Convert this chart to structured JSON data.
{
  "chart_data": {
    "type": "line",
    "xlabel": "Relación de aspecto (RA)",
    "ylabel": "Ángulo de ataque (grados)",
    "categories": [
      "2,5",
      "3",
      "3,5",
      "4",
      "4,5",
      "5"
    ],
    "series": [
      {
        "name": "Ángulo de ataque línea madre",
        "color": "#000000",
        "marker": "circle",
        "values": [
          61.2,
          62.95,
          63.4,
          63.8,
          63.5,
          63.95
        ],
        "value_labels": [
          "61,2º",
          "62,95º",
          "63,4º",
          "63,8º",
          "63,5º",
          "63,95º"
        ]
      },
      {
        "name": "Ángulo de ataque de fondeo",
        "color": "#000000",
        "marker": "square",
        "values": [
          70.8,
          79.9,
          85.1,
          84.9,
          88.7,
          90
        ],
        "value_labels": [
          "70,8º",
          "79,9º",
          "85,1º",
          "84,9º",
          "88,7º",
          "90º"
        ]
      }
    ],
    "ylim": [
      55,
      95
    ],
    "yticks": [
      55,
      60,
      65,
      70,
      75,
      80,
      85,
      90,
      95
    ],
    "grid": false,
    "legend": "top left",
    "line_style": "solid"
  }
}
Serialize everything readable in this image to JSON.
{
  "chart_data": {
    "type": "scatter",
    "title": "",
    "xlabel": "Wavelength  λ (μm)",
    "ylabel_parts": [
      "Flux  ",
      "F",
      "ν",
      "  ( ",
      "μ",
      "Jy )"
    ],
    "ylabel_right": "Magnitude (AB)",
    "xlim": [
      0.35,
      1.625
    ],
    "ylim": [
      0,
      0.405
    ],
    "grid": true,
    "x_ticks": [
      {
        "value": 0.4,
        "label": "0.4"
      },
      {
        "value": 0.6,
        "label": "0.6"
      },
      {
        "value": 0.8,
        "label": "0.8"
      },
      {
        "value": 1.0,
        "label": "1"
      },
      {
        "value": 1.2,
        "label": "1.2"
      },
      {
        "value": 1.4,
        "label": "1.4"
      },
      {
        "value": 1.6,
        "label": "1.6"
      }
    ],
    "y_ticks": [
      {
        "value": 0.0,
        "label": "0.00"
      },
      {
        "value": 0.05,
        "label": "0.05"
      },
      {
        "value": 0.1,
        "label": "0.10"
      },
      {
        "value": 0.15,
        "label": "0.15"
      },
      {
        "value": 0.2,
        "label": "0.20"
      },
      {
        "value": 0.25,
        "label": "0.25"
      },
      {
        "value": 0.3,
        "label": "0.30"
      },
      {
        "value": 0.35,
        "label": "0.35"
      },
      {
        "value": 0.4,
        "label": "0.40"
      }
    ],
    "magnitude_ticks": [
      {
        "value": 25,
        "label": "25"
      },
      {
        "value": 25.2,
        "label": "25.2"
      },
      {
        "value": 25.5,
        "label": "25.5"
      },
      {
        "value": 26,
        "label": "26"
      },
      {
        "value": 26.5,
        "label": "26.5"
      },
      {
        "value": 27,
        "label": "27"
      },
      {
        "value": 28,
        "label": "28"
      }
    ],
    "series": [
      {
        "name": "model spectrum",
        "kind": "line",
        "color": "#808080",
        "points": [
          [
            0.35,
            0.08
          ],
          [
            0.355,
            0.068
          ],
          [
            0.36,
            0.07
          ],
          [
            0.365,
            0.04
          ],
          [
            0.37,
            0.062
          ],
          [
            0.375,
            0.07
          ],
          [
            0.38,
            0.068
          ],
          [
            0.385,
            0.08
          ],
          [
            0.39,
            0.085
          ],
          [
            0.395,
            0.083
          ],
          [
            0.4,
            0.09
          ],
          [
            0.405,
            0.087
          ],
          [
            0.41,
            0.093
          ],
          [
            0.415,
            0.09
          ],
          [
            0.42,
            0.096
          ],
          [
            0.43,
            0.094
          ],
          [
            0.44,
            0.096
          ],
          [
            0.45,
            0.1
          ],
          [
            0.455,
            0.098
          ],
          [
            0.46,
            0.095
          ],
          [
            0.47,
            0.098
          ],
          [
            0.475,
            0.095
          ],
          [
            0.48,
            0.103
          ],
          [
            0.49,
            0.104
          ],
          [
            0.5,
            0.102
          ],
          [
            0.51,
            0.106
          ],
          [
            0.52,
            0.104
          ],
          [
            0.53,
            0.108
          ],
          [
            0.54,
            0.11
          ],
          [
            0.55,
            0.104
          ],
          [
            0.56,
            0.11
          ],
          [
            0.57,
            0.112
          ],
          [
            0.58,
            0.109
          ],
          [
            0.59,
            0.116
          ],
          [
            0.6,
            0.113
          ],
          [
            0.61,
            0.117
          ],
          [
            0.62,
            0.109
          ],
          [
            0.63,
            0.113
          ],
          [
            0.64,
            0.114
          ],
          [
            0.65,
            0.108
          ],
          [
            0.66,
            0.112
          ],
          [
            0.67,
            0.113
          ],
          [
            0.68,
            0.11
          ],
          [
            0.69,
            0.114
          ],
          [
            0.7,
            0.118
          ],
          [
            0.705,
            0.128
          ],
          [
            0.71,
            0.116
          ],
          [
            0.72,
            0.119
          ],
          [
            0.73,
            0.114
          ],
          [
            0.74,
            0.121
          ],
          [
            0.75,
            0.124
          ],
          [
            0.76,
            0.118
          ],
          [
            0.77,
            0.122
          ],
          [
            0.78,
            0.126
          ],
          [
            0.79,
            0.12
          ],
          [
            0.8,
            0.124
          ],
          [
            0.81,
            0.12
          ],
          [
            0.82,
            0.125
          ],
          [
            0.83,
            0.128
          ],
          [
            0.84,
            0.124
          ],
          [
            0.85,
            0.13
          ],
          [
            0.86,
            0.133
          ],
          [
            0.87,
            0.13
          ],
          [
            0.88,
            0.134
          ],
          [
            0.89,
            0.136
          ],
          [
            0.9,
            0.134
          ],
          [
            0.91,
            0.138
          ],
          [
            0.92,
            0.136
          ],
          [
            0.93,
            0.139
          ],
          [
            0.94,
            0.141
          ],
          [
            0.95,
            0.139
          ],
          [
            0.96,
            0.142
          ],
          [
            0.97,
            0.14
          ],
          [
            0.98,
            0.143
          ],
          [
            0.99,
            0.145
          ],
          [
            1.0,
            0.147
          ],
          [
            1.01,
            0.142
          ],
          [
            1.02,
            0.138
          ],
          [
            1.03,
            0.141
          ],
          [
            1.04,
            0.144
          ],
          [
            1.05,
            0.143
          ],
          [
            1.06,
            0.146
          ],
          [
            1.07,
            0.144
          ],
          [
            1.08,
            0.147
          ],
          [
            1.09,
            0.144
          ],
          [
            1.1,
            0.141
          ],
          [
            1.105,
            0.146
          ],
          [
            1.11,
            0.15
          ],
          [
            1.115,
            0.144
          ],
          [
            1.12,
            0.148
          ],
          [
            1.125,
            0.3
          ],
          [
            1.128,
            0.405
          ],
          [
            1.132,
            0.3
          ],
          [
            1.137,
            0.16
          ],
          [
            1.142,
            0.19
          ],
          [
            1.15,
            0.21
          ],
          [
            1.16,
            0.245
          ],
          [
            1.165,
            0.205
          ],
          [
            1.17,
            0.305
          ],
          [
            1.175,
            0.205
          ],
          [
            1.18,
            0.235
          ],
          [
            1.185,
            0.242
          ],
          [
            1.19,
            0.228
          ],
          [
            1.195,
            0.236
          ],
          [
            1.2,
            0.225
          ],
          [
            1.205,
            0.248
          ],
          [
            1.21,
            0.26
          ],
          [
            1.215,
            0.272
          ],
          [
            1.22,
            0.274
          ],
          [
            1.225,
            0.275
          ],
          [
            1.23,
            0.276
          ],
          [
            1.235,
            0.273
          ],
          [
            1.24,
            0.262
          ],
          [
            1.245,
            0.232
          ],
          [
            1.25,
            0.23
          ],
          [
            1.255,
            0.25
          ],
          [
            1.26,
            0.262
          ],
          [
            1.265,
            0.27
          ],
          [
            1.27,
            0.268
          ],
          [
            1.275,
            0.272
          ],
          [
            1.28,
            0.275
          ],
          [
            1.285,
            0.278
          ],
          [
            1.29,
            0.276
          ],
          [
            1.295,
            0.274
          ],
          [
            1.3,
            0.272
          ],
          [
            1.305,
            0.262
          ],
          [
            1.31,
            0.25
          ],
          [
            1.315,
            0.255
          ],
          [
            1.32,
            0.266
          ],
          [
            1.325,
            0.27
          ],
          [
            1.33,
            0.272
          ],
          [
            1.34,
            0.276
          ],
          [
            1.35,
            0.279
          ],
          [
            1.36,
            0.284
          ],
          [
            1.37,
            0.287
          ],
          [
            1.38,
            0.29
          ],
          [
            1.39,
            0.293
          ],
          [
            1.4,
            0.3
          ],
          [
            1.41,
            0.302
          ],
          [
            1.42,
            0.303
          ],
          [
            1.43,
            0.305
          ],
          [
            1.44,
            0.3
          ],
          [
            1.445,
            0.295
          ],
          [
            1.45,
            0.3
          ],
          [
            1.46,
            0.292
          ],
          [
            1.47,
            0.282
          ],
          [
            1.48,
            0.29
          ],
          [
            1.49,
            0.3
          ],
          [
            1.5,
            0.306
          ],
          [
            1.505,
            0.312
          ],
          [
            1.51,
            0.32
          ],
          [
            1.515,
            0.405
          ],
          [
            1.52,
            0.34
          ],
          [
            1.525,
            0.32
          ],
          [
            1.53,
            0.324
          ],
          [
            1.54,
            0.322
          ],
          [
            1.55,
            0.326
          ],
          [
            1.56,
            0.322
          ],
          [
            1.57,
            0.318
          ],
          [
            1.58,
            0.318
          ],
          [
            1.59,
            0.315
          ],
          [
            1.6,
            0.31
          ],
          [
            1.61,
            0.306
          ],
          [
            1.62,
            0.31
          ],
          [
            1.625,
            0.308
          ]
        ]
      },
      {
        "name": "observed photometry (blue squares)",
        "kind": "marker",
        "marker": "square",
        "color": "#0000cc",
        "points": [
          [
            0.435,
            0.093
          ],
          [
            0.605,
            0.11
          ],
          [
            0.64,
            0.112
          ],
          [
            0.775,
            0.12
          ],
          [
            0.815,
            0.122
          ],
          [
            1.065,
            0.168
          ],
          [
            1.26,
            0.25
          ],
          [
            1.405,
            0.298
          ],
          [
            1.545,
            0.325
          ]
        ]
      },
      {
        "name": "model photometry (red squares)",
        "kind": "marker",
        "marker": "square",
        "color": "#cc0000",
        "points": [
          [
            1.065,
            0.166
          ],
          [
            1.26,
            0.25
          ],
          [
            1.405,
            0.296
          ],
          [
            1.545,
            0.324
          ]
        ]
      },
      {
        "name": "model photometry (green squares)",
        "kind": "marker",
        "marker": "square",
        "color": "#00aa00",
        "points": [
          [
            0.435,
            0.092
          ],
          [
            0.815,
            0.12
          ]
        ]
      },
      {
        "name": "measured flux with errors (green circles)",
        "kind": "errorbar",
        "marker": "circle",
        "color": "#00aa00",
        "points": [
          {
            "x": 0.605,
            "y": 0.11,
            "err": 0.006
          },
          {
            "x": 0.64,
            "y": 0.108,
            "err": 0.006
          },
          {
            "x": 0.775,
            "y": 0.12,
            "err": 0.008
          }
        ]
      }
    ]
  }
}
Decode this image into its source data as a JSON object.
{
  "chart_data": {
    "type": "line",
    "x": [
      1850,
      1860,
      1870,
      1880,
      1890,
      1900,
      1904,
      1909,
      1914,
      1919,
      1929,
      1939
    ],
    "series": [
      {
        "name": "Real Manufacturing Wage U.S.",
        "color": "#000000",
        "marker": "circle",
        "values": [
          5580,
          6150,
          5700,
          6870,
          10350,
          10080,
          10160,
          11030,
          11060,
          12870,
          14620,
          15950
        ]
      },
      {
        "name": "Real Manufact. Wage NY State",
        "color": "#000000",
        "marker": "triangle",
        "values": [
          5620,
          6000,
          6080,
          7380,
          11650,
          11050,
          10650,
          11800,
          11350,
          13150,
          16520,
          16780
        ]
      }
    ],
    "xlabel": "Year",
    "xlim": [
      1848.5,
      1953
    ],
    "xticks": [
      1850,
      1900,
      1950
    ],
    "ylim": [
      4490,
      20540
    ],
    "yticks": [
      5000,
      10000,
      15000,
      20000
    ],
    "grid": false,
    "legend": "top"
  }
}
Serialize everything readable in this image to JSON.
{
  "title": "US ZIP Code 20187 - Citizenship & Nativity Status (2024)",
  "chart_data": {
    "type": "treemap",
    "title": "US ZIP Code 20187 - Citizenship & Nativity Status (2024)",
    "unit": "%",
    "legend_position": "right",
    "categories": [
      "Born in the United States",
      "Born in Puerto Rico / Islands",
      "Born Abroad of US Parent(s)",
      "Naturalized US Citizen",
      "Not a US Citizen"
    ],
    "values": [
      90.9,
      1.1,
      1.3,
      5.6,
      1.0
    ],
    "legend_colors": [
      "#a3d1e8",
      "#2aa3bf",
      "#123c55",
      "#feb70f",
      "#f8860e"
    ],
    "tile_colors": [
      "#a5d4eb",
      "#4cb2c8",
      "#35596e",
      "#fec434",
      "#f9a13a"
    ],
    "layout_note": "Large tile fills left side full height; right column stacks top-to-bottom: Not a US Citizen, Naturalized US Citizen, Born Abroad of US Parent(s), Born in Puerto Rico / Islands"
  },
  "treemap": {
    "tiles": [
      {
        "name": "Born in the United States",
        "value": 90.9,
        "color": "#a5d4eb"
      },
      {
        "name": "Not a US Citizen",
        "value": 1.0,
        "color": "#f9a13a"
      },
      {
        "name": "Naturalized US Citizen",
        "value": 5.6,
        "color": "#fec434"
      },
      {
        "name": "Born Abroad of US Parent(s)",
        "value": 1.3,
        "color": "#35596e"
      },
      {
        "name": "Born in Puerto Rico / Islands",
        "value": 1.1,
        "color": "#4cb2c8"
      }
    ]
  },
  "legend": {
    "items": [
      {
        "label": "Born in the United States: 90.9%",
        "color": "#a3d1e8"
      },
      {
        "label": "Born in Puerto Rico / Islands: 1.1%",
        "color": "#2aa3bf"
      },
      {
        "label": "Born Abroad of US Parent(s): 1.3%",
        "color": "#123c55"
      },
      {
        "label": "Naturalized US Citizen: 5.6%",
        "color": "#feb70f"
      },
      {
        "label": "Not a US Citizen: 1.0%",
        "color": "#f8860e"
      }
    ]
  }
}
════════════════
Gather every line from the listing above in which "Born" appears, and copy those lines.

      "Born in the United States",
      "Born in Puerto Rico / Islands",
      "Born Abroad of US Parent(s)",
    "layout_note": "Large tile fills left side full height; right column stacks top-to-bottom: Not a US Citizen, Naturalized US Citizen, Born Abroad of US Parent(s), Born in Puerto Rico / Islands"
        "name": "Born in the United States",
        "name": "Born Abroad of US Parent(s)",
        "name": "Born in Puerto Rico / Islands",
        "label": "Born in the United States: 90.9%",
        "label": "Born in Puerto Rico / Islands: 1.1%",
        "label": "Born Abroad of US Parent(s): 1.3%",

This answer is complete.